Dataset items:
'''

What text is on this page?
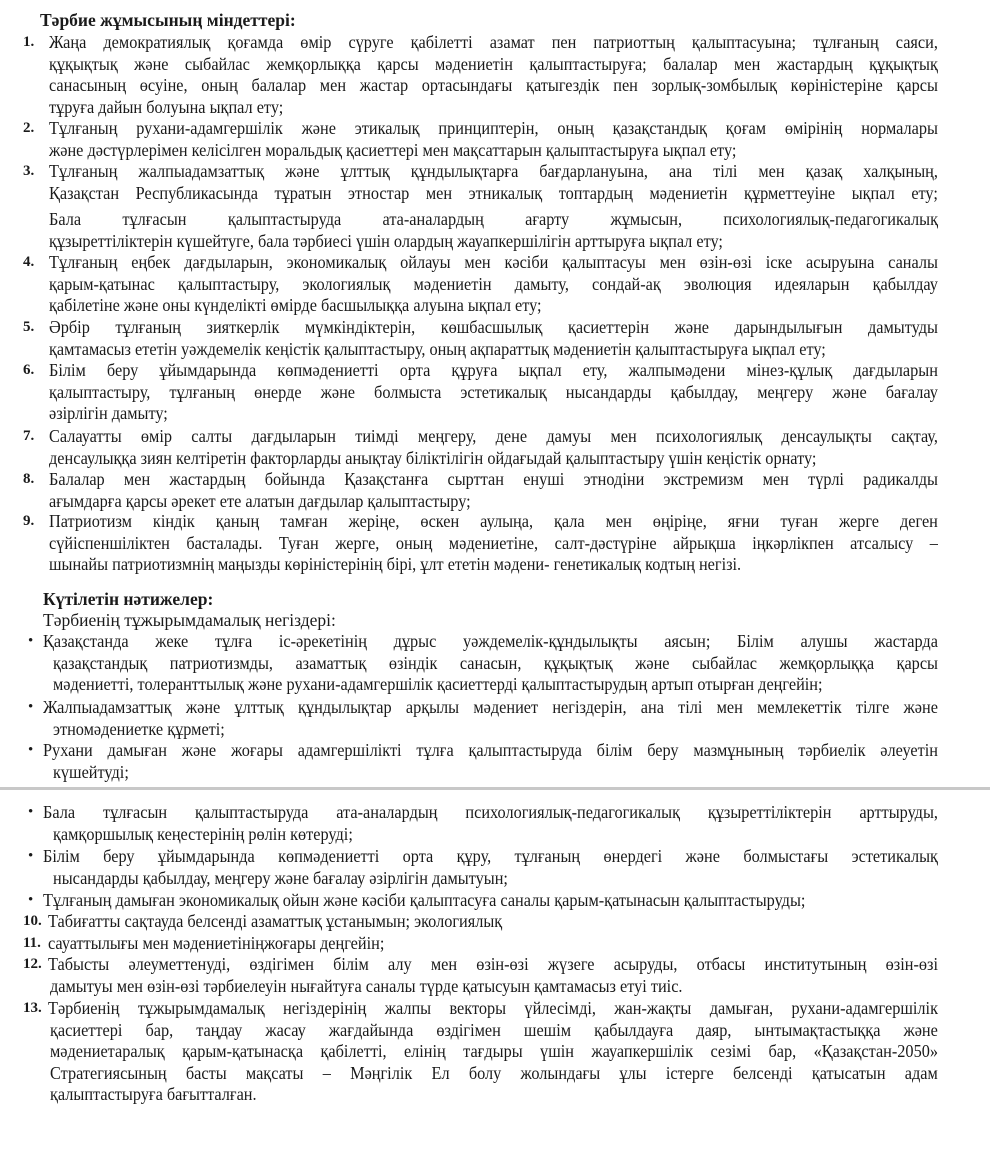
Тәрбие жұмысының міндеттері:
1. Жаңа демократиялық қоғамда өмір сүруге қабілетті азамат пен патриоттың қалыптасуына; тұлғаның саяси,
құқықтық және сыбайлас жемқорлыққа қарсы мәдениетін қалыптастыруға; балалар мен жастардың құқықтық
санасының өсуіне, оның балалар мен жастар ортасындағы қатыгездік пен зорлық-зомбылық көріністеріне қарсы
тұруға дайын болуына ықпал ету;
2. Тұлғаның рухани-адамгершілік және этикалық принциптерін, оның қазақстандық қоғам өмірінің нормалары
және дәстүрлерімен келісілген моральдық қасиеттері мен мақсаттарын қалыптастыруға ықпал ету;
3. Тұлғаның жалпыадамзаттық және ұлттық құндылықтарға бағдарлануына, ана тілі мен қазақ халқының,
Қазақстан Республикасында тұратын этностар мен этникалық топтардың мәдениетін құрметтеуіне ықпал ету;
Бала тұлғасын қалыптастыруда ата-аналардың ағарту жұмысын, психологиялық-педагогикалық
құзыреттіліктерін күшейтуге, бала тәрбиесі үшін олардың жауапкершілігін арттыруға ықпал ету;
4. Тұлғаның еңбек дағдыларын, экономикалық ойлауы мен кәсіби қалыптасуы мен өзін-өзі іске асыруына саналы
қарым-қатынас қалыптастыру, экологиялық мәдениетін дамыту, сондай-ақ эволюция идеяларын қабылдау
қабілетіне және оны күнделікті өмірде басшылыққа алуына ықпал ету;
5. Әрбір тұлғаның зияткерлік мүмкіндіктерін, көшбасшылық қасиеттерін және дарындылығын дамытуды
қамтамасыз ететін уәждемелік кеңістік қалыптастыру, оның ақпараттық мәдениетін қалыптастыруға ықпал ету;
6. Білім беру ұйымдарында көпмәдениетті орта құруға ықпал ету, жалпымәдени мінез-құлық дағдыларын
қалыптастыру, тұлғаның өнерде және болмыста эстетикалық нысандарды қабылдау, меңгеру және бағалау
әзірлігін дамыту;
7. Салауатты өмір салты дағдыларын тиімді меңгеру, дене дамуы мен психологиялық денсаулықты сақтау,
денсаулыққа зиян келтіретін факторларды анықтау біліктілігін ойдағыдай қалыптастыру үшін кеңістік орнату;
8. Балалар мен жастардың бойында Қазақстанға сырттан енуші этнодіни экстремизм мен түрлі радикалды
ағымдарға қарсы әрекет ете алатын дағдылар қалыптастыру;
9. Патриотизм кіндік қаның тамған жеріңе, өскен аулыңа, қала мен өңіріңе, яғни туған жерге деген
сүйіспеншіліктен басталады. Туған жерге, оның мәдениетіне, салт-дәстүріне айрықша іңкәрлікпен атсалысу –
шынайы патриотизмнің маңызды көріністерінің бірі, ұлт ететін мәдени- генетикалық кодтың негізі.
Күтілетін нәтижелер:
Тәрбиенің тұжырымдамалық негіздері:
• Қазақстанда жеке тұлға іс-әрекетінің дұрыс уәждемелік-құндылықты аясын; Білім алушы жастарда
қазақстандық патриотизмды, азаматтық өзіндік санасын, құқықтық және сыбайлас жемқорлыққа қарсы
мәдениетті, толеранттылық және рухани-адамгершілік қасиеттерді қалыптастырудың артып отырған деңгейін;
• Жалпыадамзаттық және ұлттық құндылықтар арқылы мәдениет негіздерін, ана тілі мен мемлекеттік тілге және
этномәдениетке құрметі;
• Рухани дамыған және жоғары адамгершілікті тұлға қалыптастыруда білім беру мазмұнының тәрбиелік әлеуетін
күшейтуді;
• Бала тұлғасын қалыптастыруда ата-аналардың психологиялық-педагогикалық құзыреттіліктерін арттыруды,
қамқоршылық кеңестерінің рөлін көтеруді;
• Білім беру ұйымдарында көпмәдениетті орта құру, тұлғаның өнердегі және болмыстағы эстетикалық
нысандарды қабылдау, меңгеру және бағалау әзірлігін дамытуын;
• Тұлғаның дамыған экономикалық ойын және кәсіби қалыптасуға саналы қарым-қатынасын қалыптастыруды;
10. Табиғатты сақтауда белсенді азаматтық ұстанымын; экологиялық
11. сауаттылығы мен мәдениетініңжоғары деңгейін;
12. Табысты әлеуметтенуді, өздігімен білім алу мен өзін-өзі жүзеге асыруды, отбасы институтының өзін-өзі
дамытуы мен өзін-өзі тәрбиелеуін нығайтуға саналы түрде қатысуын қамтамасыз етуі тиіс.
13. Тәрбиенің тұжырымдамалық негіздерінің жалпы векторы үйлесімді, жан-жақты дамыған, рухани-адамгершілік
қасиеттері бар, таңдау жасау жағдайында өздігімен шешім қабылдауға даяр, ынтымақтастыққа және
мәдениетаралық қарым-қатынасқа қабілетті, елінің тағдыры үшін жауапкершілік сезімі бар, «Қазақстан-2050»
Стратегиясының басты мақсаты – Мәңгілік Ел болу жолындағы ұлы істерге белсенді қатысатын адам
қалыптастыруға бағытталған.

'''

> **Task directions**
Of the lines in the entries above, how many include "қабілетті"? Only the number should be given.

> **Exercise output**
2